* **Exercise prompt**:
Reply with one number only: the count of lines below that contain the word "this".

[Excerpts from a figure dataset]
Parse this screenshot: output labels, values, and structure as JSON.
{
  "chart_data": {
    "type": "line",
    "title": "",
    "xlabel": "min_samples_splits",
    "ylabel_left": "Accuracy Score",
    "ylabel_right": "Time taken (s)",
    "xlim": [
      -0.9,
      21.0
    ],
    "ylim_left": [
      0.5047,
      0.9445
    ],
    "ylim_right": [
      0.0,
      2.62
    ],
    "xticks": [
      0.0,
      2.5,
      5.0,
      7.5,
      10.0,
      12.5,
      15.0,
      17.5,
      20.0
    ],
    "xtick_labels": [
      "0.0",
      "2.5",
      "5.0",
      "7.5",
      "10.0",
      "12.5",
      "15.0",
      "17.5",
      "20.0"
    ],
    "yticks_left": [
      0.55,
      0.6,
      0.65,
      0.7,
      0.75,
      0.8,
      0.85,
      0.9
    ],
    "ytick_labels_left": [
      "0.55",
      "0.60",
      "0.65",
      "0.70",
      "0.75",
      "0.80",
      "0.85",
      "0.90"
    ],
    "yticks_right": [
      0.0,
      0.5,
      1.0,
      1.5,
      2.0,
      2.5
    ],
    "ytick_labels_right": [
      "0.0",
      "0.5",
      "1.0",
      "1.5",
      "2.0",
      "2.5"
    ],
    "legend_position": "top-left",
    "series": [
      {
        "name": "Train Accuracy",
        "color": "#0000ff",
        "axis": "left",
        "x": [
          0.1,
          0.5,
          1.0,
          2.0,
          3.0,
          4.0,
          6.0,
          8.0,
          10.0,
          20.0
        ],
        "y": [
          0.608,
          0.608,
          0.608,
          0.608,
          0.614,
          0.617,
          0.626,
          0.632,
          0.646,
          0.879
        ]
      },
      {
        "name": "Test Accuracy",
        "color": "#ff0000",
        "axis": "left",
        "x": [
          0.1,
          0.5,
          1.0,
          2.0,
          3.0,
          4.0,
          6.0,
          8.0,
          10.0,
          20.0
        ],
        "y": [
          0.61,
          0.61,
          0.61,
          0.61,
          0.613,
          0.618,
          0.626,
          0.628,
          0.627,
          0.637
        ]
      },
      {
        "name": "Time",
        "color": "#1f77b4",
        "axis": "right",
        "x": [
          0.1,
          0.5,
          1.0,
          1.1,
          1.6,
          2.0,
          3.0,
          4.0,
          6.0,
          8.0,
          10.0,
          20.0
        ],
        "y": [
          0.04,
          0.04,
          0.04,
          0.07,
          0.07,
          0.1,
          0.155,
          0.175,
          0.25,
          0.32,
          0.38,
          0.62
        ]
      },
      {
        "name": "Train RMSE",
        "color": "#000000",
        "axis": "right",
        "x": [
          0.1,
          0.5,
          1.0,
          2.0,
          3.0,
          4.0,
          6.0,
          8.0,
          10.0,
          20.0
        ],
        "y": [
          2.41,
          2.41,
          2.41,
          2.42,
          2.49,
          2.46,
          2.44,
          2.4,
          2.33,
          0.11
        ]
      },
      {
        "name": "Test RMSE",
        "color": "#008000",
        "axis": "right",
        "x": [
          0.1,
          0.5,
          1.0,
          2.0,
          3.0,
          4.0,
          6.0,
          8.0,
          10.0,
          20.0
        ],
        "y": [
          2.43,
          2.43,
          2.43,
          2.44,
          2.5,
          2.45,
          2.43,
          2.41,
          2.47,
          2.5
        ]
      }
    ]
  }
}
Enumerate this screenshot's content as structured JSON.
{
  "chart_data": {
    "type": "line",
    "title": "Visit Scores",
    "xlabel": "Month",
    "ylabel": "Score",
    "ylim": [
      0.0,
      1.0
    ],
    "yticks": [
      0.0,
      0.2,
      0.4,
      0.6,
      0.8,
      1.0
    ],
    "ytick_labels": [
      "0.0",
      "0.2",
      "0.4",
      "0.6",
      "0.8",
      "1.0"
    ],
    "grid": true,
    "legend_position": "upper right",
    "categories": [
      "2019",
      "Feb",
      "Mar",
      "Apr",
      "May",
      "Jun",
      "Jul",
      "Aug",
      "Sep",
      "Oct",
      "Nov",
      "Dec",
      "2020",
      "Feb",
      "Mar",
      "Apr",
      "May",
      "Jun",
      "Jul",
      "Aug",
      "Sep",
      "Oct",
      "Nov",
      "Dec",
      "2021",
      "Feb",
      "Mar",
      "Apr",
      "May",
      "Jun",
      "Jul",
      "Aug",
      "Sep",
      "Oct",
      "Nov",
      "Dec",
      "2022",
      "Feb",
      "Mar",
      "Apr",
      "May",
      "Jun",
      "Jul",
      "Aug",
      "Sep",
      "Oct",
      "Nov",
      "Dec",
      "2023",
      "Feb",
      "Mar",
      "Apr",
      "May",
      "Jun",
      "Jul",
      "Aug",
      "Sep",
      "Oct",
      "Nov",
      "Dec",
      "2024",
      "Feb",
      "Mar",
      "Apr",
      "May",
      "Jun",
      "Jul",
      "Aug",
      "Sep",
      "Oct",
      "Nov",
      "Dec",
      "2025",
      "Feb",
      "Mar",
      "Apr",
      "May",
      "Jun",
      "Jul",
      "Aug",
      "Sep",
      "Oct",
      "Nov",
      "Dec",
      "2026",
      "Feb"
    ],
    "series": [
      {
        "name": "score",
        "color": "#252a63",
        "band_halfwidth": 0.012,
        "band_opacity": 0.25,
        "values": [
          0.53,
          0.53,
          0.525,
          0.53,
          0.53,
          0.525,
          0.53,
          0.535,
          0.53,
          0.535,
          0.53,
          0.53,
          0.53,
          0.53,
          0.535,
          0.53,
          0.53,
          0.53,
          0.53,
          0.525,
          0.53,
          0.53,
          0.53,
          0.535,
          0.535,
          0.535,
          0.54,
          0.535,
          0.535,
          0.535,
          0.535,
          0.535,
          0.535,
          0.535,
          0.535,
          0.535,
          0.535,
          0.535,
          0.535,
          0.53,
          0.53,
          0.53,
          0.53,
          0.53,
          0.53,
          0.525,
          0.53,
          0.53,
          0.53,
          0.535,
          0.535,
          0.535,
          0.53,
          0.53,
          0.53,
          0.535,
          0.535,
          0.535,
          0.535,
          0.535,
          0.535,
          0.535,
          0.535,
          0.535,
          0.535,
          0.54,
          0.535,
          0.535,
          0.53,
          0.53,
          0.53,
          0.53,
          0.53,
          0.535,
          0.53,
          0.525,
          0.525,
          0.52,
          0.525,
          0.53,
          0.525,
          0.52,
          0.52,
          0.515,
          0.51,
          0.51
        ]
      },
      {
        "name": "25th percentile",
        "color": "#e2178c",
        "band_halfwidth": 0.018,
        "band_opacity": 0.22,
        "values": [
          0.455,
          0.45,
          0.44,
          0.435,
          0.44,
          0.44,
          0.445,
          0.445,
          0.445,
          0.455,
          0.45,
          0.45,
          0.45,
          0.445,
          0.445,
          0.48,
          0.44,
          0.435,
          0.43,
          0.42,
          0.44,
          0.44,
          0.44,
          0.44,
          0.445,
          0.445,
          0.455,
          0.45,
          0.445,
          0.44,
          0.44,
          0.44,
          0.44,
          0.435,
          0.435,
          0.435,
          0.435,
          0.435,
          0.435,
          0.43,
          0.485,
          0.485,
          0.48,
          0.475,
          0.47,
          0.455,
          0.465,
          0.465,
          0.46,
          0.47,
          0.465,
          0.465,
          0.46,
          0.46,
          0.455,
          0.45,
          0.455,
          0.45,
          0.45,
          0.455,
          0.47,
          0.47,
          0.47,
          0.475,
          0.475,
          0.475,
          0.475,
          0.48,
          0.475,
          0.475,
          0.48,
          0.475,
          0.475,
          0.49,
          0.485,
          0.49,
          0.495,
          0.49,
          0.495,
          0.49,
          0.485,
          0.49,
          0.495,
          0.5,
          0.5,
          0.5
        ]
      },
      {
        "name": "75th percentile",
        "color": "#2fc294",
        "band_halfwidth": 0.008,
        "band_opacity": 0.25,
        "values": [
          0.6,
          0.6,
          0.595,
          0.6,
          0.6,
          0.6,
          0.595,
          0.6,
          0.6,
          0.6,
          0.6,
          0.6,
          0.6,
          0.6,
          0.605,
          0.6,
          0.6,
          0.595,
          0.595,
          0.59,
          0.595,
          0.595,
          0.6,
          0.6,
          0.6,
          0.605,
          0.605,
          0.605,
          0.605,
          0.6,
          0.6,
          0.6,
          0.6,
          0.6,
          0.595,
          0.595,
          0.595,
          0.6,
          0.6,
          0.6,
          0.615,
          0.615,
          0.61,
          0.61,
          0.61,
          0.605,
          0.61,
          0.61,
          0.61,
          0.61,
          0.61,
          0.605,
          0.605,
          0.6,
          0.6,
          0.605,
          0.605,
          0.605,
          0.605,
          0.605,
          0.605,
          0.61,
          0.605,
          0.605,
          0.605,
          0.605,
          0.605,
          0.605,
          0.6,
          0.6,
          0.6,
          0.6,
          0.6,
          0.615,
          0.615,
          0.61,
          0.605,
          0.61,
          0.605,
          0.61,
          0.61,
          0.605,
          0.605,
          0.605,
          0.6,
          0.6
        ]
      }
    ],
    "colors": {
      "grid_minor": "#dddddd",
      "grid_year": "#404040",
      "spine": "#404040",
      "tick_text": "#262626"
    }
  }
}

* **Exercise output**:
2